Exercise task =>
Nothing should be left out: output all of the entries exactly.

::: Data records :::

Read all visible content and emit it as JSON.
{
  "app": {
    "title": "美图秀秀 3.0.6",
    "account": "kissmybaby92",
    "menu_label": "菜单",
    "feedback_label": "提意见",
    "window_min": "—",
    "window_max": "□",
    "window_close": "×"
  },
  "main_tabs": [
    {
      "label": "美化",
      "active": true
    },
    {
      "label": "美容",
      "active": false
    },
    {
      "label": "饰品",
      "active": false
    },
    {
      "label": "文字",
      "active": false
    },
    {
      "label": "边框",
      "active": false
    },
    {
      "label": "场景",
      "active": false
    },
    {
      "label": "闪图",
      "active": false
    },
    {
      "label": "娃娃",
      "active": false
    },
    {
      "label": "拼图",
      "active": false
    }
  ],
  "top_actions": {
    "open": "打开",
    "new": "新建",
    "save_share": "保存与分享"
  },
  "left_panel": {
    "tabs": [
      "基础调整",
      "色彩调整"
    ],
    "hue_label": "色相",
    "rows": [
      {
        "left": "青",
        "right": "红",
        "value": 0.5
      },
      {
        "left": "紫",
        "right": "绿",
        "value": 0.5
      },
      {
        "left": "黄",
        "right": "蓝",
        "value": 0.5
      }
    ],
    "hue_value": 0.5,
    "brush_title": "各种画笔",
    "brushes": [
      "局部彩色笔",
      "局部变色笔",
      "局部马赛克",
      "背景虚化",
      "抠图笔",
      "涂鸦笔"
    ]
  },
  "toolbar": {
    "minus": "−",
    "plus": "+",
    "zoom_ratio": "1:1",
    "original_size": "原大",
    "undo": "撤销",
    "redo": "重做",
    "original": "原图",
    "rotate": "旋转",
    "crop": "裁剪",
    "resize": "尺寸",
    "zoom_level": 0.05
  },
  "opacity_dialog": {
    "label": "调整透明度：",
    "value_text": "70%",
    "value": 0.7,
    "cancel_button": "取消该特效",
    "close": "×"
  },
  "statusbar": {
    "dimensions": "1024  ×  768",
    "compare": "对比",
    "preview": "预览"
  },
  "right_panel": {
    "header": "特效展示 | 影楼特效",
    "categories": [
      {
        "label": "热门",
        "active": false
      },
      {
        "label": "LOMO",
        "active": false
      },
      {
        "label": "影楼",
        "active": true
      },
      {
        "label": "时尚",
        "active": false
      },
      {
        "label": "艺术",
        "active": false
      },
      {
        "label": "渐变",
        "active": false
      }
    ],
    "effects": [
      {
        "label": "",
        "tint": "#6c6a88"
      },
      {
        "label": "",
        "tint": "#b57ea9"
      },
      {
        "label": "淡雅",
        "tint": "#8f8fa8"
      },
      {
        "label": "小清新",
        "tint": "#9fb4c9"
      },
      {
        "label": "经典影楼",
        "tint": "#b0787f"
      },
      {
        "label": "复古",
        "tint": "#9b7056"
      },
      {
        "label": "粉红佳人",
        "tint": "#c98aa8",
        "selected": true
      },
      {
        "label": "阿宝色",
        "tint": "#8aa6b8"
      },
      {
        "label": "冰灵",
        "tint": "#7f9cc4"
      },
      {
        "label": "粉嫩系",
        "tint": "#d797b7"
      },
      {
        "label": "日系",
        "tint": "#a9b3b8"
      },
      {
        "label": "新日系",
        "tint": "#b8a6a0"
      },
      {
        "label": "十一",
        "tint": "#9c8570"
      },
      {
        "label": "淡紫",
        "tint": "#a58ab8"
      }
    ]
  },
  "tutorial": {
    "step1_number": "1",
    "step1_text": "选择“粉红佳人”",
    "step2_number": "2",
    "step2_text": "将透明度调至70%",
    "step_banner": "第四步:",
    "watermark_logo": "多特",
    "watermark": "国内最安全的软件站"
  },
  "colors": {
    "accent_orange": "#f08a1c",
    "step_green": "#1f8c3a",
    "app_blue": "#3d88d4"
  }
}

:::

Exercise answer =>
Read all visible content and emit it as JSON.
{
  "app": {
    "title": "美图秀秀 3.0.6",
    "account": "kissmybaby92",
    "menu_label": "菜单",
    "feedback_label": "提意见",
    "window_min": "—",
    "window_max": "□",
    "window_close": "×"
  },
  "main_tabs": [
    {
      "label": "美化",
      "active": true
    },
    {
      "label": "美容",
      "active": false
    },
    {
      "label": "饰品",
      "active": false
    },
    {
      "label": "文字",
      "active": false
    },
    {
      "label": "边框",
      "active": false
    },
    {
      "label": "场景",
      "active": false
    },
    {
      "label": "闪图",
      "active": false
    },
    {
      "label": "娃娃",
      "active": false
    },
    {
      "label": "拼图",
      "active": false
    }
  ],
  "top_actions": {
    "open": "打开",
    "new": "新建",
    "save_share": "保存与分享"
  },
  "left_panel": {
    "tabs": [
      "基础调整",
      "色彩调整"
    ],
    "hue_label": "色相",
    "rows": [
      {
        "left": "青",
        "right": "红",
        "value": 0.5
      },
      {
        "left": "紫",
        "right": "绿",
        "value": 0.5
      },
      {
        "left": "黄",
        "right": "蓝",
        "value": 0.5
      }
    ],
    "hue_value": 0.5,
    "brush_title": "各种画笔",
    "brushes": [
      "局部彩色笔",
      "局部变色笔",
      "局部马赛克",
      "背景虚化",
      "抠图笔",
      "涂鸦笔"
    ]
  },
  "toolbar": {
    "minus": "−",
    "plus": "+",
    "zoom_ratio": "1:1",
    "original_size": "原大",
    "undo": "撤销",
    "redo": "重做",
    "original": "原图",
    "rotate": "旋转",
    "crop": "裁剪",
    "resize": "尺寸",
    "zoom_level": 0.05
  },
  "opacity_dialog": {
    "label": "调整透明度：",
    "value_text": "70%",
    "value": 0.7,
    "cancel_button": "取消该特效",
    "close": "×"
  },
  "statusbar": {
    "dimensions": "1024  ×  768",
    "compare": "对比",
    "preview": "预览"
  },
  "right_panel": {
    "header": "特效展示 | 影楼特效",
    "categories": [
      {
        "label": "热门",
        "active": false
      },
      {
        "label": "LOMO",
        "active": false
      },
      {
        "label": "影楼",
        "active": true
      },
      {
        "label": "时尚",
        "active": false
      },
      {
        "label": "艺术",
        "active": false
      },
      {
        "label": "渐变",
        "active": false
      }
    ],
    "effects": [
      {
        "label": "",
        "tint": "#6c6a88"
      },
      {
        "label": "",
        "tint": "#b57ea9"
      },
      {
        "label": "淡雅",
        "tint": "#8f8fa8"
      },
      {
        "label": "小清新",
        "tint": "#9fb4c9"
      },
      {
        "label": "经典影楼",
        "tint": "#b0787f"
      },
      {
        "label": "复古",
        "tint": "#9b7056"
      },
      {
        "label": "粉红佳人",
        "tint": "#c98aa8",
        "selected": true
      },
      {
        "label": "阿宝色",
        "tint": "#8aa6b8"
      },
      {
        "label": "冰灵",
        "tint": "#7f9cc4"
      },
      {
        "label": "粉嫩系",
        "tint": "#d797b7"
      },
      {
        "label": "日系",
        "tint": "#a9b3b8"
      },
      {
        "label": "新日系",
        "tint": "#b8a6a0"
      },
      {
        "label": "十一",
        "tint": "#9c8570"
      },
      {
        "label": "淡紫",
        "tint": "#a58ab8"
      }
    ]
  },
  "tutorial": {
    "step1_number": "1",
    "step1_text": "选择“粉红佳人”",
    "step2_number": "2",
    "step2_text": "将透明度调至70%",
    "step_banner": "第四步:",
    "watermark_logo": "多特",
    "watermark": "国内最安全的软件站"
  },
  "colors": {
    "accent_orange": "#f08a1c",
    "step_green": "#1f8c3a",
    "app_blue": "#3d88d4"
  }
}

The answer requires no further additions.